Extract every line below that contains the word "Oficial".

DATA ENTRIES ::
_____

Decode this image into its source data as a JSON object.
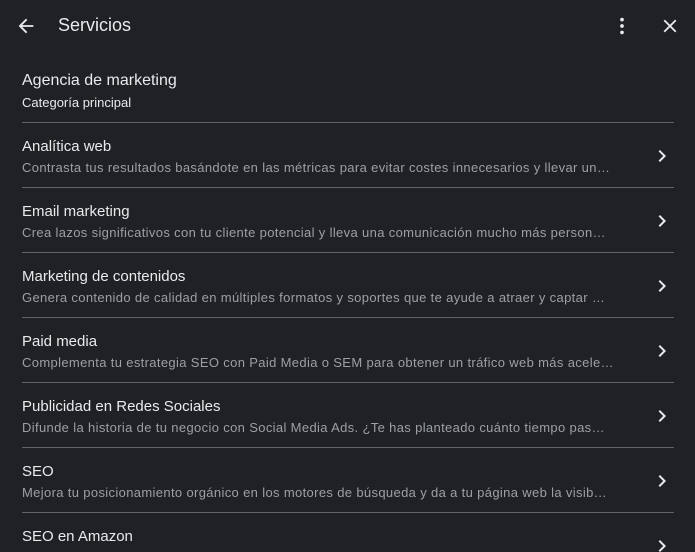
{
  "header": {
    "title": "Servicios",
    "back_icon": "arrow-back-icon",
    "more_icon": "more-vert-icon",
    "close_icon": "close-icon"
  },
  "primary_category": {
    "name": "Agencia de marketing",
    "label": "Categoría principal"
  },
  "services": [
    {
      "name": "Analítica web",
      "description": "Contrasta tus resultados basándote en las métricas para evitar costes innecesarios y llevar un…"
    },
    {
      "name": "Email marketing",
      "description": "Crea lazos significativos con tu cliente potencial y lleva una comunicación mucho más person…"
    },
    {
      "name": "Marketing de contenidos",
      "description": "Genera contenido de calidad en múltiples formatos y soportes que te ayude a atraer y captar …"
    },
    {
      "name": "Paid media",
      "description": "Complementa tu estrategia SEO con Paid Media o SEM para obtener un tráfico web más acele…"
    },
    {
      "name": "Publicidad en Redes Sociales",
      "description": "Difunde la historia de tu negocio con Social Media Ads. ¿Te has planteado cuánto tiempo pas…"
    },
    {
      "name": "SEO",
      "description": "Mejora tu posicionamiento orgánico en los motores de búsqueda y da a tu página web la visib…"
    },
    {
      "name": "SEO en Amazon",
      "description": ""
    }
  ],
  "colors": {
    "background": "#202124",
    "text_primary": "#e8eaed",
    "text_secondary": "#9aa0a6",
    "divider": "#5f6368"
  }
}
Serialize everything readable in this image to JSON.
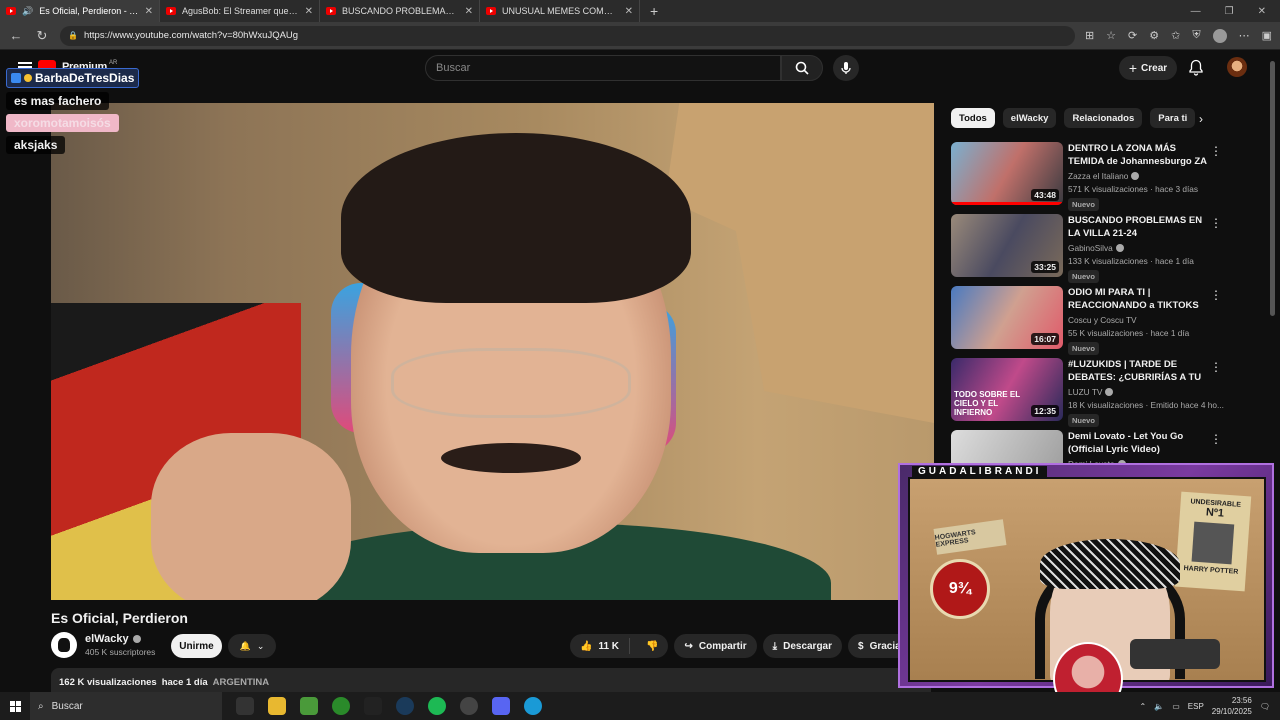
{
  "browser": {
    "tabs": [
      {
        "title": "Es Oficial, Perdieron - YouTube",
        "active": true,
        "audio": true
      },
      {
        "title": "AgusBob: El Streamer que ARRUINÓ",
        "active": false
      },
      {
        "title": "BUSCANDO PROBLEMAS EN LA VILLA",
        "active": false
      },
      {
        "title": "UNUSUAL MEMES COMPILATION",
        "active": false
      }
    ],
    "url": "https://www.youtube.com/watch?v=80hWxuJQAUg"
  },
  "youtube": {
    "logo_text": "Premium",
    "region": "AR",
    "search_placeholder": "Buscar",
    "create_label": "Crear"
  },
  "chat_overlay": {
    "user": "BarbaDeTresDias",
    "messages": [
      "es mas fachero",
      "xoromotamoisós",
      "aksjaks"
    ]
  },
  "video": {
    "title": "Es Oficial, Perdieron",
    "channel": "elWacky",
    "subscribers": "405 K suscriptores",
    "join_label": "Unirme",
    "likes": "11 K",
    "share_label": "Compartir",
    "download_label": "Descargar",
    "thanks_label": "Gracias",
    "views": "162 K visualizaciones",
    "age": "hace 1 día",
    "country": "ARGENTINA"
  },
  "chips": [
    "Todos",
    "elWacky",
    "Relacionados",
    "Para ti"
  ],
  "recommendations": [
    {
      "title": "DENTRO LA ZONA MÁS TEMIDA de Johannesburgo ZA ...",
      "channel": "Zazza el Italiano",
      "meta": "571 K visualizaciones · hace 3 días",
      "duration": "43:48",
      "badge": "Nuevo",
      "progress": 1.0
    },
    {
      "title": "BUSCANDO PROBLEMAS EN LA VILLA 21-24",
      "channel": "GabinoSilva",
      "meta": "133 K visualizaciones · hace 1 día",
      "duration": "33:25",
      "badge": "Nuevo",
      "progress": 0
    },
    {
      "title": "ODIO MI PARA TI | REACCIONANDO a TIKTOKS",
      "channel": "Coscu y Coscu TV",
      "meta": "55 K visualizaciones · hace 1 día",
      "duration": "16:07",
      "badge": "Nuevo",
      "progress": 0
    },
    {
      "title": "#LUZUKIDS | TARDE DE DEBATES: ¿CUBRIRÍAS A TU ...",
      "channel": "LUZU TV",
      "meta": "18 K visualizaciones · Emitido hace 4 ho...",
      "duration": "12:35",
      "badge": "Nuevo",
      "progress": 0
    },
    {
      "title": "Demi Lovato - Let You Go (Official Lyric Video)",
      "channel": "Demi Lovato",
      "meta": "",
      "duration": "",
      "badge": "",
      "progress": 0
    }
  ],
  "thumb_text": {
    "luzu": "TODO SOBRE EL CIELO Y EL INFIERNO"
  },
  "webcam": {
    "streamer": "GUADALIBRANDI",
    "sign_platform": "9¾",
    "sign_platform_label": "PLATFORM",
    "sign_hogwarts": "HOGWARTS EXPRESS",
    "poster_top": "UNDESIRABLE",
    "poster_no": "Nº1",
    "poster_name": "HARRY POTTER"
  },
  "taskbar": {
    "search_placeholder": "Buscar",
    "lang": "ESP",
    "time": "23:56",
    "date": "29/10/2025"
  }
}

_____

SOLUTION BELOW ::
        "title": "Es Oficial, Perdieron - YouTube",
    "title": "Es Oficial, Perdieron",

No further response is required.